» YOUR GOAL:
Write out each line beneath this one exactly as it reads.

Extracts from a graphics dataset
• • • • •

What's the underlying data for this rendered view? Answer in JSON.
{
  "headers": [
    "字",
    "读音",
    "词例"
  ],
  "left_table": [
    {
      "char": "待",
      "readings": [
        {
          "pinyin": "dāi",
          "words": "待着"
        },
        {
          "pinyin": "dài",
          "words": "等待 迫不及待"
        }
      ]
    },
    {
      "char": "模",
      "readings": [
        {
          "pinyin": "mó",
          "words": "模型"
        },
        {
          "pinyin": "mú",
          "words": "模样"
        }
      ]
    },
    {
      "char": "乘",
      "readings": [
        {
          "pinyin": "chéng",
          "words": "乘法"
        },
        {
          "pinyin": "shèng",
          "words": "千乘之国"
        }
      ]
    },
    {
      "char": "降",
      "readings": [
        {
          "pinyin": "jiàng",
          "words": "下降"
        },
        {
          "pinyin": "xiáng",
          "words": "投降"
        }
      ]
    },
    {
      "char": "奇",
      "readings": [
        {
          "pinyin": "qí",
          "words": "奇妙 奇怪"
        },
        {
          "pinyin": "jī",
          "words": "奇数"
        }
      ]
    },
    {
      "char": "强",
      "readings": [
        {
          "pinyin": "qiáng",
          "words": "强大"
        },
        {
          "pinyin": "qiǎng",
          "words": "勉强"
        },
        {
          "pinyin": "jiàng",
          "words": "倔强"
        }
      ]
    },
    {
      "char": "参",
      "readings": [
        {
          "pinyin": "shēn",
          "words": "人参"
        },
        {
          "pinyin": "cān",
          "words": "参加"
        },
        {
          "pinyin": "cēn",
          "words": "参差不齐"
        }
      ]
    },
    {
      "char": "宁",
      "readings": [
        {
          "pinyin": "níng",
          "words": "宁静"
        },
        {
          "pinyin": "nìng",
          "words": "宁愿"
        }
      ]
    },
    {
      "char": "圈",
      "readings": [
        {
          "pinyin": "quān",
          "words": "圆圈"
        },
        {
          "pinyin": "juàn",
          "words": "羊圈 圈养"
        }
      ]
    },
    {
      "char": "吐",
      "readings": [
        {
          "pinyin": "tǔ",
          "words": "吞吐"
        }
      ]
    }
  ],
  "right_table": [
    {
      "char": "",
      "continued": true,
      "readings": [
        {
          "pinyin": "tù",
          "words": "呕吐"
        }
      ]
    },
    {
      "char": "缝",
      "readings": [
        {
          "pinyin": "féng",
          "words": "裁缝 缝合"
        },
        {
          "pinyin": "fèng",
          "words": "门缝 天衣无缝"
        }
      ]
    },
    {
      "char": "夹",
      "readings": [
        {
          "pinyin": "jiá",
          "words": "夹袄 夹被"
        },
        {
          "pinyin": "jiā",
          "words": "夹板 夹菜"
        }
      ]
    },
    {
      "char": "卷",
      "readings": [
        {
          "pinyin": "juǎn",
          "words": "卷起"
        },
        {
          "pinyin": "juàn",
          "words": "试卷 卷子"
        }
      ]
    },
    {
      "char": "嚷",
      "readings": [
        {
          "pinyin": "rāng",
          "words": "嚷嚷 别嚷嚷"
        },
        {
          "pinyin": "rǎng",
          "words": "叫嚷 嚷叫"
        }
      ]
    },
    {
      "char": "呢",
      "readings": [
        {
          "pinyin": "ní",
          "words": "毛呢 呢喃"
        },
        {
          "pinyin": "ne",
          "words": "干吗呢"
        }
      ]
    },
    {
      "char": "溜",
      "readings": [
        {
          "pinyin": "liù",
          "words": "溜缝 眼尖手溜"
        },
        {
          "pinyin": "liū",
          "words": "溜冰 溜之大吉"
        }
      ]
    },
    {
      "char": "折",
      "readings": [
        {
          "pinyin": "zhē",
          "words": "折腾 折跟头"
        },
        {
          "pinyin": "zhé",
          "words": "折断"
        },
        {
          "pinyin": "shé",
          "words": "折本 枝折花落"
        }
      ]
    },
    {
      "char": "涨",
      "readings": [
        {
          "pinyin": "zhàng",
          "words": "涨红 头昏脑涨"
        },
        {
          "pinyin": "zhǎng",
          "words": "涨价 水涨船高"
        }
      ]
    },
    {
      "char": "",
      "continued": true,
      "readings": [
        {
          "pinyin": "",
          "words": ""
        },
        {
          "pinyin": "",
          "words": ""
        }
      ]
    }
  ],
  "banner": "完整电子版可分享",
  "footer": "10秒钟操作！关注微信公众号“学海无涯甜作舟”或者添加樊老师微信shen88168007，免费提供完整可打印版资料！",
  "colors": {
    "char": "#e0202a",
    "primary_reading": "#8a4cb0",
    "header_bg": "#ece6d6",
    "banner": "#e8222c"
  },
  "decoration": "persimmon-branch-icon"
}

• • • • •

» SOLUTION TO THIS TASK:
What's the underlying data for this rendered view? Answer in JSON.
{
  "headers": [
    "字",
    "读音",
    "词例"
  ],
  "left_table": [
    {
      "char": "待",
      "readings": [
        {
          "pinyin": "dāi",
          "words": "待着"
        },
        {
          "pinyin": "dài",
          "words": "等待 迫不及待"
        }
      ]
    },
    {
      "char": "模",
      "readings": [
        {
          "pinyin": "mó",
          "words": "模型"
        },
        {
          "pinyin": "mú",
          "words": "模样"
        }
      ]
    },
    {
      "char": "乘",
      "readings": [
        {
          "pinyin": "chéng",
          "words": "乘法"
        },
        {
          "pinyin": "shèng",
          "words": "千乘之国"
        }
      ]
    },
    {
      "char": "降",
      "readings": [
        {
          "pinyin": "jiàng",
          "words": "下降"
        },
        {
          "pinyin": "xiáng",
          "words": "投降"
        }
      ]
    },
    {
      "char": "奇",
      "readings": [
        {
          "pinyin": "qí",
          "words": "奇妙 奇怪"
        },
        {
          "pinyin": "jī",
          "words": "奇数"
        }
      ]
    },
    {
      "char": "强",
      "readings": [
        {
          "pinyin": "qiáng",
          "words": "强大"
        },
        {
          "pinyin": "qiǎng",
          "words": "勉强"
        },
        {
          "pinyin": "jiàng",
          "words": "倔强"
        }
      ]
    },
    {
      "char": "参",
      "readings": [
        {
          "pinyin": "shēn",
          "words": "人参"
        },
        {
          "pinyin": "cān",
          "words": "参加"
        },
        {
          "pinyin": "cēn",
          "words": "参差不齐"
        }
      ]
    },
    {
      "char": "宁",
      "readings": [
        {
          "pinyin": "níng",
          "words": "宁静"
        },
        {
          "pinyin": "nìng",
          "words": "宁愿"
        }
      ]
    },
    {
      "char": "圈",
      "readings": [
        {
          "pinyin": "quān",
          "words": "圆圈"
        },
        {
          "pinyin": "juàn",
          "words": "羊圈 圈养"
        }
      ]
    },
    {
      "char": "吐",
      "readings": [
        {
          "pinyin": "tǔ",
          "words": "吞吐"
        }
      ]
    }
  ],
  "right_table": [
    {
      "char": "",
      "continued": true,
      "readings": [
        {
          "pinyin": "tù",
          "words": "呕吐"
        }
      ]
    },
    {
      "char": "缝",
      "readings": [
        {
          "pinyin": "féng",
          "words": "裁缝 缝合"
        },
        {
          "pinyin": "fèng",
          "words": "门缝 天衣无缝"
        }
      ]
    },
    {
      "char": "夹",
      "readings": [
        {
          "pinyin": "jiá",
          "words": "夹袄 夹被"
        },
        {
          "pinyin": "jiā",
          "words": "夹板 夹菜"
        }
      ]
    },
    {
      "char": "卷",
      "readings": [
        {
          "pinyin": "juǎn",
          "words": "卷起"
        },
        {
          "pinyin": "juàn",
          "words": "试卷 卷子"
        }
      ]
    },
    {
      "char": "嚷",
      "readings": [
        {
          "pinyin": "rāng",
          "words": "嚷嚷 别嚷嚷"
        },
        {
          "pinyin": "rǎng",
          "words": "叫嚷 嚷叫"
        }
      ]
    },
    {
      "char": "呢",
      "readings": [
        {
          "pinyin": "ní",
          "words": "毛呢 呢喃"
        },
        {
          "pinyin": "ne",
          "words": "干吗呢"
        }
      ]
    },
    {
      "char": "溜",
      "readings": [
        {
          "pinyin": "liù",
          "words": "溜缝 眼尖手溜"
        },
        {
          "pinyin": "liū",
          "words": "溜冰 溜之大吉"
        }
      ]
    },
    {
      "char": "折",
      "readings": [
        {
          "pinyin": "zhē",
          "words": "折腾 折跟头"
        },
        {
          "pinyin": "zhé",
          "words": "折断"
        },
        {
          "pinyin": "shé",
          "words": "折本 枝折花落"
        }
      ]
    },
    {
      "char": "涨",
      "readings": [
        {
          "pinyin": "zhàng",
          "words": "涨红 头昏脑涨"
        },
        {
          "pinyin": "zhǎng",
          "words": "涨价 水涨船高"
        }
      ]
    },
    {
      "char": "",
      "continued": true,
      "readings": [
        {
          "pinyin": "",
          "words": ""
        },
        {
          "pinyin": "",
          "words": ""
        }
      ]
    }
  ],
  "banner": "完整电子版可分享",
  "footer": "10秒钟操作！关注微信公众号“学海无涯甜作舟”或者添加樊老师微信shen88168007，免费提供完整可打印版资料！",
  "colors": {
    "char": "#e0202a",
    "primary_reading": "#8a4cb0",
    "header_bg": "#ece6d6",
    "banner": "#e8222c"
  },
  "decoration": "persimmon-branch-icon"
}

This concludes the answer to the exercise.